=== Short exercise ===
Extract the lines that carry the string "MapPropertySource" from the listing.

=== Entries ===
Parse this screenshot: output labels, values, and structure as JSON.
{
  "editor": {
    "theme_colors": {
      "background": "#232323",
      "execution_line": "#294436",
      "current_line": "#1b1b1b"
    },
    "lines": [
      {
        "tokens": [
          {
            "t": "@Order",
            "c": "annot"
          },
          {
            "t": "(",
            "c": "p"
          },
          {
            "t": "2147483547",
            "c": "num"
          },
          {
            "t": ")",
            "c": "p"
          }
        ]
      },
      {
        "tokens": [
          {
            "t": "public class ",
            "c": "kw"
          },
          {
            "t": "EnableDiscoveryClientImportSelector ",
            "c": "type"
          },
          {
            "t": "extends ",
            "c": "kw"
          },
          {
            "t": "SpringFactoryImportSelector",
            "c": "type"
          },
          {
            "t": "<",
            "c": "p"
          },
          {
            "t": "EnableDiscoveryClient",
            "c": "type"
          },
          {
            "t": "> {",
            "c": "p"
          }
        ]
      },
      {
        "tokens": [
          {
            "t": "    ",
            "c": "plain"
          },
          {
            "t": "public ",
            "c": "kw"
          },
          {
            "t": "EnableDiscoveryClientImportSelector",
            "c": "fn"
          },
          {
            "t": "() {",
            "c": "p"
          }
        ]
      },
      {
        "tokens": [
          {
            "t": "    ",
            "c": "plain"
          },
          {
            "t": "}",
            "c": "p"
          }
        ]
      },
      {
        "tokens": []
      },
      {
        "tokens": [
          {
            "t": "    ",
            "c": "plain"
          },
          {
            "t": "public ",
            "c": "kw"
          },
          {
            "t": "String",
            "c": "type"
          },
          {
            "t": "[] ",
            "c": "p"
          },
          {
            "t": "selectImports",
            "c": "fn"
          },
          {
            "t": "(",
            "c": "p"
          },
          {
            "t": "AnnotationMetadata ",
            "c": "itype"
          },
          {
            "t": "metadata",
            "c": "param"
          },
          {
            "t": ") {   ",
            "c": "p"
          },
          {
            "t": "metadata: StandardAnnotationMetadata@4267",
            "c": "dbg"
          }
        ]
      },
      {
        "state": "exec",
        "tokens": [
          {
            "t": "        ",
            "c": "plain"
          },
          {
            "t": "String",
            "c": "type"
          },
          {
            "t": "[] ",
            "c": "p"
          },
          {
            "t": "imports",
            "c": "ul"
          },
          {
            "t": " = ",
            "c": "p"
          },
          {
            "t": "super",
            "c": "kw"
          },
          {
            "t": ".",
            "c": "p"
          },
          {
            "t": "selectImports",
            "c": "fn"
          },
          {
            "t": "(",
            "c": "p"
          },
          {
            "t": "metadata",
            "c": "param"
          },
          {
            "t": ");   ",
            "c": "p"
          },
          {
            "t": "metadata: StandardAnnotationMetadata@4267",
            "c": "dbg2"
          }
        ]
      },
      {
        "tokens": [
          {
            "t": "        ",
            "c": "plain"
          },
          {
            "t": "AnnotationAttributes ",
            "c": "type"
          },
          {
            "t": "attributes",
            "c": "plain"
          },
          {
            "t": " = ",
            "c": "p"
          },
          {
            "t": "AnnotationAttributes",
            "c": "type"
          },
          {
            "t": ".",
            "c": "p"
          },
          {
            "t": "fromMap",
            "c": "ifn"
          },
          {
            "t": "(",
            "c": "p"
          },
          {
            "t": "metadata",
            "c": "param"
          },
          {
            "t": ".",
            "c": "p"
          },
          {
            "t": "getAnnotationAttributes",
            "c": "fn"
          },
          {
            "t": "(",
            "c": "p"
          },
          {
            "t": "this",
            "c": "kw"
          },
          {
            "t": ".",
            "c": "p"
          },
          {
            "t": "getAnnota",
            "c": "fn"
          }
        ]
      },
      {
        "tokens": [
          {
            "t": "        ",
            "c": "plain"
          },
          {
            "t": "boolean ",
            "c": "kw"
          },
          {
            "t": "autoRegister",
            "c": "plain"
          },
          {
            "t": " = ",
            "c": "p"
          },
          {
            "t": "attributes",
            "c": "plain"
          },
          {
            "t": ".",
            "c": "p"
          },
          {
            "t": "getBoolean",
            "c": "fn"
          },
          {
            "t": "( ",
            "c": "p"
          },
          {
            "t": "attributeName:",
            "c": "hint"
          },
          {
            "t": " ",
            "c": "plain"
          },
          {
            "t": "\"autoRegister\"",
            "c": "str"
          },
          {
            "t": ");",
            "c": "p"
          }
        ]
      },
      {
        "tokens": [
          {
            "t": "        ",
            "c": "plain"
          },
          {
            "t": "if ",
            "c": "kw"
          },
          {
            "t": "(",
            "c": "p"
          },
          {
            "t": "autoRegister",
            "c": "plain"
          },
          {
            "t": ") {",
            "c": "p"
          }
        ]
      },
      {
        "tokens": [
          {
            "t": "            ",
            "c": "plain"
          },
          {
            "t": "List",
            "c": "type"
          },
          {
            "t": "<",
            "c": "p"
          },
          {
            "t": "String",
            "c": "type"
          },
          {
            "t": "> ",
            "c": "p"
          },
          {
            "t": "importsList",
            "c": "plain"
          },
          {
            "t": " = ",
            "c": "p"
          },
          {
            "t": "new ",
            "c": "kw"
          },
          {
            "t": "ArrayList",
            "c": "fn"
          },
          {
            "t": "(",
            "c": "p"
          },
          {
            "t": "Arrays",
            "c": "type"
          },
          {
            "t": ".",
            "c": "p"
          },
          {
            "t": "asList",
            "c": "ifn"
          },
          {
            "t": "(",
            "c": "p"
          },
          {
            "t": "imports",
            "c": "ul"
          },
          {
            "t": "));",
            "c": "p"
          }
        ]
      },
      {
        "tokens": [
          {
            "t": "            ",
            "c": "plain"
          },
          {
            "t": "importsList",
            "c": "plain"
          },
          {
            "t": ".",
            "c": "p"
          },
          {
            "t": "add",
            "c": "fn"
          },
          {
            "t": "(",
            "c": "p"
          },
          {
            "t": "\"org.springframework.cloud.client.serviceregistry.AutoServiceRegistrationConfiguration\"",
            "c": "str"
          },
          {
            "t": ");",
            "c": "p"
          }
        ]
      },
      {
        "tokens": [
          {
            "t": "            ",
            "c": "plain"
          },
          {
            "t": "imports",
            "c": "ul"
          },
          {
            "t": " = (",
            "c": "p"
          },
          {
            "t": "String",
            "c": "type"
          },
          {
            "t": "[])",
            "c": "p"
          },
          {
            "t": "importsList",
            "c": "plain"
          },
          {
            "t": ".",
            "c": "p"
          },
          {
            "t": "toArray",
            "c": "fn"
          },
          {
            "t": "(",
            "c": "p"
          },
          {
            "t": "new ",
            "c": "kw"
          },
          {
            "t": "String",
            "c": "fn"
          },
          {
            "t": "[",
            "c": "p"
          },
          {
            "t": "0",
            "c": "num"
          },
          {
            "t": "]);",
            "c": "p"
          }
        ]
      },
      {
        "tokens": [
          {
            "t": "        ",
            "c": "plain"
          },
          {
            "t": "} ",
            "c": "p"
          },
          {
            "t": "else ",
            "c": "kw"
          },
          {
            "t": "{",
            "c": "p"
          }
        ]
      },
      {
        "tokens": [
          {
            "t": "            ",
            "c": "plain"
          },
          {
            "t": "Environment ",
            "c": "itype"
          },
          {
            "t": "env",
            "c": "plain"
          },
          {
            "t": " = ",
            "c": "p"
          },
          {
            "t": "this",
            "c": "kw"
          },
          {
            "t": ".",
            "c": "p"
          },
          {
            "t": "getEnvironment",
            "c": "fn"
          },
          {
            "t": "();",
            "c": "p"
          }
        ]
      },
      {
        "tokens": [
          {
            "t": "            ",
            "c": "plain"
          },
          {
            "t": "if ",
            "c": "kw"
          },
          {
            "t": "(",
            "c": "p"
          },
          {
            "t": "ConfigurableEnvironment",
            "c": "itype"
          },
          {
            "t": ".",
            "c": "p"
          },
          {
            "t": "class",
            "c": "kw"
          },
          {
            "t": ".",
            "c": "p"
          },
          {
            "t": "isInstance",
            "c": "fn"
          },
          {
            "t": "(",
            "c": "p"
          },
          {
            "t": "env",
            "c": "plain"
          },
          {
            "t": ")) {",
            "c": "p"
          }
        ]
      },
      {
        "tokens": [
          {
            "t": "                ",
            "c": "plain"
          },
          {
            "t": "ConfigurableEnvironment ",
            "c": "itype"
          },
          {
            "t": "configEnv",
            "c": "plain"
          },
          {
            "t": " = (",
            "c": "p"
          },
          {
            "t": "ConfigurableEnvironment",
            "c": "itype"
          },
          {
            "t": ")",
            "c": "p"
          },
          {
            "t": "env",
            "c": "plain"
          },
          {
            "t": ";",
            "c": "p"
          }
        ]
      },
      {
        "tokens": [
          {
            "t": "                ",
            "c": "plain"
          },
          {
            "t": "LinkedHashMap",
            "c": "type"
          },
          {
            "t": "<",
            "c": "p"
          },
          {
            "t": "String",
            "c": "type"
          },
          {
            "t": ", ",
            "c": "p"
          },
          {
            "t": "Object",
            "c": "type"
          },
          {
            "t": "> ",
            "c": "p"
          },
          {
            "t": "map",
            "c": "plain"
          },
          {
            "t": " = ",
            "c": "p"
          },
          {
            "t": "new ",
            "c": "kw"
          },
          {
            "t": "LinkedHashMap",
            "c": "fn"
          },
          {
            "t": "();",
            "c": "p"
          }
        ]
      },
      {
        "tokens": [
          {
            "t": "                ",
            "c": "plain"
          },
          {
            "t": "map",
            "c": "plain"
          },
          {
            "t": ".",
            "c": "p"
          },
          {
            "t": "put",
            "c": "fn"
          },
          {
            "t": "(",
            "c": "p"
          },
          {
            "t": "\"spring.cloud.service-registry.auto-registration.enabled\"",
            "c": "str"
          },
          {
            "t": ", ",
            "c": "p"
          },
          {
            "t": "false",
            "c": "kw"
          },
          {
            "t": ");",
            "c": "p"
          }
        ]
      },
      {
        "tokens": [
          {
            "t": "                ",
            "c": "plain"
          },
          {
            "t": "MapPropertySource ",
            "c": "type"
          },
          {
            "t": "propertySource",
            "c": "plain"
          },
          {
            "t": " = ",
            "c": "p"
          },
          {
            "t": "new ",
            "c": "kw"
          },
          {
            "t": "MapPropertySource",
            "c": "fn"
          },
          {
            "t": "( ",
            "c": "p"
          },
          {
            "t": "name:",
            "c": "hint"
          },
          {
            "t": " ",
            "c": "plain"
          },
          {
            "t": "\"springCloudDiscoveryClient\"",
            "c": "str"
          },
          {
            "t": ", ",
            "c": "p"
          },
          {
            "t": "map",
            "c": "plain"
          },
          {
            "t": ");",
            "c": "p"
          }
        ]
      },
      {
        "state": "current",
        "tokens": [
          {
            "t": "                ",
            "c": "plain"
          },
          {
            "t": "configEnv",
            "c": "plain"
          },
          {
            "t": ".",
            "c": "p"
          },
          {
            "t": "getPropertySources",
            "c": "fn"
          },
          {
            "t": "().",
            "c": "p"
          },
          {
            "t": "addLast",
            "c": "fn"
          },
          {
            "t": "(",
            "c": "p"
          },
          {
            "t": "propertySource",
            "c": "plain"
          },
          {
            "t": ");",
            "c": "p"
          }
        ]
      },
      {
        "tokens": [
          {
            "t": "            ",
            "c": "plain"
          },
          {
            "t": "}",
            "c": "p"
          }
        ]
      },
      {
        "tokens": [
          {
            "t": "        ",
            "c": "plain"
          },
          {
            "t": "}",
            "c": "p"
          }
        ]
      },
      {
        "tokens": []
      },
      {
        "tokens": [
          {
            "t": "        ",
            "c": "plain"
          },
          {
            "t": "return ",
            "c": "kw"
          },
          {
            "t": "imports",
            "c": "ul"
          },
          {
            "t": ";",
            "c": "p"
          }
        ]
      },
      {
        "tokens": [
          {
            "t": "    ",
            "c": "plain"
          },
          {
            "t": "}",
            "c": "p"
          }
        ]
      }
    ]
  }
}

=== Answer in full ===
            "t": "MapPropertySource ",
            "t": "MapPropertySource",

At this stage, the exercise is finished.